» **THE DATA**:
########################################

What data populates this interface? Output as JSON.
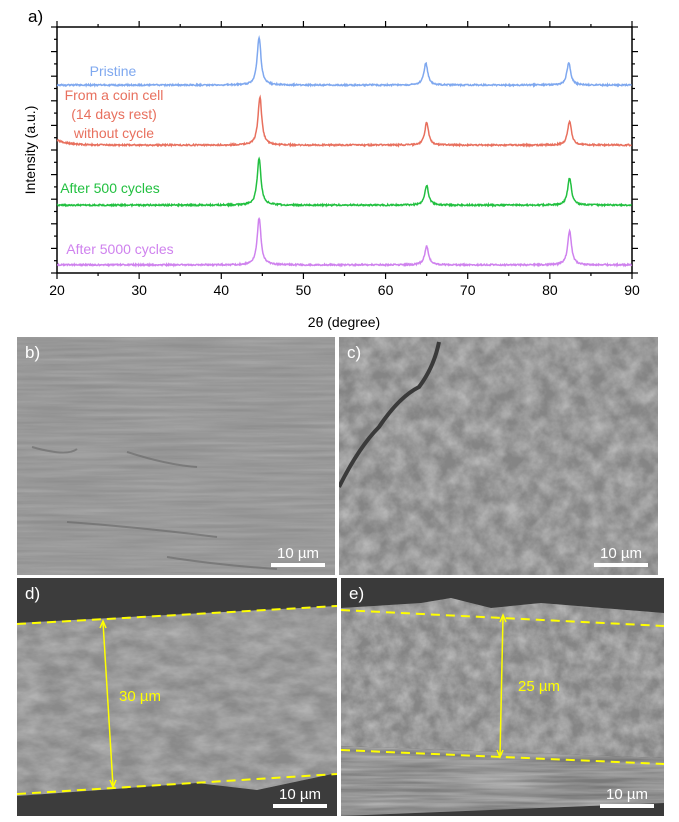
{
  "chart_data": {
    "type": "line",
    "panel_label": "a)",
    "xlabel": "2θ (degree)",
    "ylabel": "Intensity (a.u.)",
    "xlim": [
      20,
      90
    ],
    "ylim": [
      0,
      100
    ],
    "xticks": [
      20,
      30,
      40,
      50,
      60,
      70,
      80,
      90
    ],
    "grid": false,
    "legend": "inline labels at left of each trace",
    "series": [
      {
        "name": "Pristine",
        "label_lines": [
          "Pristine"
        ],
        "color": "#7fa8ef",
        "offset": 76.4,
        "peaks": [
          {
            "x": 44.6,
            "h": 19.5
          },
          {
            "x": 64.9,
            "h": 9.0
          },
          {
            "x": 82.3,
            "h": 9.0
          }
        ]
      },
      {
        "name": "From a coin cell (14 days rest) without cycle",
        "label_lines": [
          "From a coin cell",
          "(14 days rest)",
          "without cycle"
        ],
        "color": "#e8705e",
        "offset": 52.0,
        "peaks": [
          {
            "x": 44.7,
            "h": 19.5
          },
          {
            "x": 65.0,
            "h": 9.3
          },
          {
            "x": 82.4,
            "h": 9.8
          }
        ]
      },
      {
        "name": "After 500 cycles",
        "label_lines": [
          "After 500 cycles"
        ],
        "color": "#22c040",
        "offset": 27.6,
        "peaks": [
          {
            "x": 44.6,
            "h": 19.0
          },
          {
            "x": 65.0,
            "h": 8.0
          },
          {
            "x": 82.4,
            "h": 11.0
          }
        ]
      },
      {
        "name": "After 5000 cycles",
        "label_lines": [
          "After 5000 cycles"
        ],
        "color": "#cf82ee",
        "offset": 3.3,
        "peaks": [
          {
            "x": 44.6,
            "h": 19.0
          },
          {
            "x": 65.0,
            "h": 7.7
          },
          {
            "x": 82.4,
            "h": 13.8
          }
        ]
      }
    ]
  },
  "sem_panels": [
    {
      "label": "b)",
      "scale_bar": "10 µm"
    },
    {
      "label": "c)",
      "scale_bar": "10 µm"
    },
    {
      "label": "d)",
      "scale_bar": "10 µm",
      "thickness": "30 µm"
    },
    {
      "label": "e)",
      "scale_bar": "10 µm",
      "thickness": "25 µm"
    }
  ],
  "colors": {
    "measure": "#ffff00"
  }
}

########################################

» **TASK OBJECTIVE**: Transcribe each entry above exactly, apart from the pictures.

» **ANSWER TO THIS TASK**:
What data populates this interface? Output as JSON.
{
  "chart_data": {
    "type": "line",
    "panel_label": "a)",
    "xlabel": "2θ (degree)",
    "ylabel": "Intensity (a.u.)",
    "xlim": [
      20,
      90
    ],
    "ylim": [
      0,
      100
    ],
    "xticks": [
      20,
      30,
      40,
      50,
      60,
      70,
      80,
      90
    ],
    "grid": false,
    "legend": "inline labels at left of each trace",
    "series": [
      {
        "name": "Pristine",
        "label_lines": [
          "Pristine"
        ],
        "color": "#7fa8ef",
        "offset": 76.4,
        "peaks": [
          {
            "x": 44.6,
            "h": 19.5
          },
          {
            "x": 64.9,
            "h": 9.0
          },
          {
            "x": 82.3,
            "h": 9.0
          }
        ]
      },
      {
        "name": "From a coin cell (14 days rest) without cycle",
        "label_lines": [
          "From a coin cell",
          "(14 days rest)",
          "without cycle"
        ],
        "color": "#e8705e",
        "offset": 52.0,
        "peaks": [
          {
            "x": 44.7,
            "h": 19.5
          },
          {
            "x": 65.0,
            "h": 9.3
          },
          {
            "x": 82.4,
            "h": 9.8
          }
        ]
      },
      {
        "name": "After 500 cycles",
        "label_lines": [
          "After 500 cycles"
        ],
        "color": "#22c040",
        "offset": 27.6,
        "peaks": [
          {
            "x": 44.6,
            "h": 19.0
          },
          {
            "x": 65.0,
            "h": 8.0
          },
          {
            "x": 82.4,
            "h": 11.0
          }
        ]
      },
      {
        "name": "After 5000 cycles",
        "label_lines": [
          "After 5000 cycles"
        ],
        "color": "#cf82ee",
        "offset": 3.3,
        "peaks": [
          {
            "x": 44.6,
            "h": 19.0
          },
          {
            "x": 65.0,
            "h": 7.7
          },
          {
            "x": 82.4,
            "h": 13.8
          }
        ]
      }
    ]
  },
  "sem_panels": [
    {
      "label": "b)",
      "scale_bar": "10 µm"
    },
    {
      "label": "c)",
      "scale_bar": "10 µm"
    },
    {
      "label": "d)",
      "scale_bar": "10 µm",
      "thickness": "30 µm"
    },
    {
      "label": "e)",
      "scale_bar": "10 µm",
      "thickness": "25 µm"
    }
  ],
  "colors": {
    "measure": "#ffff00"
  }
}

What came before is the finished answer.